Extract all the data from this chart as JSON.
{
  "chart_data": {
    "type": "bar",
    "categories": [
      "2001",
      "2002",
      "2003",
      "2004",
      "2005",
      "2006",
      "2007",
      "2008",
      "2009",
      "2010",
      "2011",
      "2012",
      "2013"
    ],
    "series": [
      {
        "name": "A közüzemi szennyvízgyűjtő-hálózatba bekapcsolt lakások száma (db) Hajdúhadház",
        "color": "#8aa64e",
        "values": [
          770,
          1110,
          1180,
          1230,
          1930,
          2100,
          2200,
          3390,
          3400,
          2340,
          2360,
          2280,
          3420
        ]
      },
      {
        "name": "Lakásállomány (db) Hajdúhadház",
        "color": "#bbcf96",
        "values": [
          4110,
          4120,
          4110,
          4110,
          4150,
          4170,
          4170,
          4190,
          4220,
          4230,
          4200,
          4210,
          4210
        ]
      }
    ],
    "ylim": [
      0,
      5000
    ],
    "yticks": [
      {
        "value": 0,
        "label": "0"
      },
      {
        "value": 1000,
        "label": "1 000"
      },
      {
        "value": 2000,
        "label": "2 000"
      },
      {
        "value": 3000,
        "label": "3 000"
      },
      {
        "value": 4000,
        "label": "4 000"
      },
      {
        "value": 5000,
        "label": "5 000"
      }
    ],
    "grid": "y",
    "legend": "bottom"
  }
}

JOB => Set down all of the entries exactly, please.

THE RESULT =>
Extract all the data from this chart as JSON.
{
  "chart_data": {
    "type": "bar",
    "categories": [
      "2001",
      "2002",
      "2003",
      "2004",
      "2005",
      "2006",
      "2007",
      "2008",
      "2009",
      "2010",
      "2011",
      "2012",
      "2013"
    ],
    "series": [
      {
        "name": "A közüzemi szennyvízgyűjtő-hálózatba bekapcsolt lakások száma (db) Hajdúhadház",
        "color": "#8aa64e",
        "values": [
          770,
          1110,
          1180,
          1230,
          1930,
          2100,
          2200,
          3390,
          3400,
          2340,
          2360,
          2280,
          3420
        ]
      },
      {
        "name": "Lakásállomány (db) Hajdúhadház",
        "color": "#bbcf96",
        "values": [
          4110,
          4120,
          4110,
          4110,
          4150,
          4170,
          4170,
          4190,
          4220,
          4230,
          4200,
          4210,
          4210
        ]
      }
    ],
    "ylim": [
      0,
      5000
    ],
    "yticks": [
      {
        "value": 0,
        "label": "0"
      },
      {
        "value": 1000,
        "label": "1 000"
      },
      {
        "value": 2000,
        "label": "2 000"
      },
      {
        "value": 3000,
        "label": "3 000"
      },
      {
        "value": 4000,
        "label": "4 000"
      },
      {
        "value": 5000,
        "label": "5 000"
      }
    ],
    "grid": "y",
    "legend": "bottom"
  }
}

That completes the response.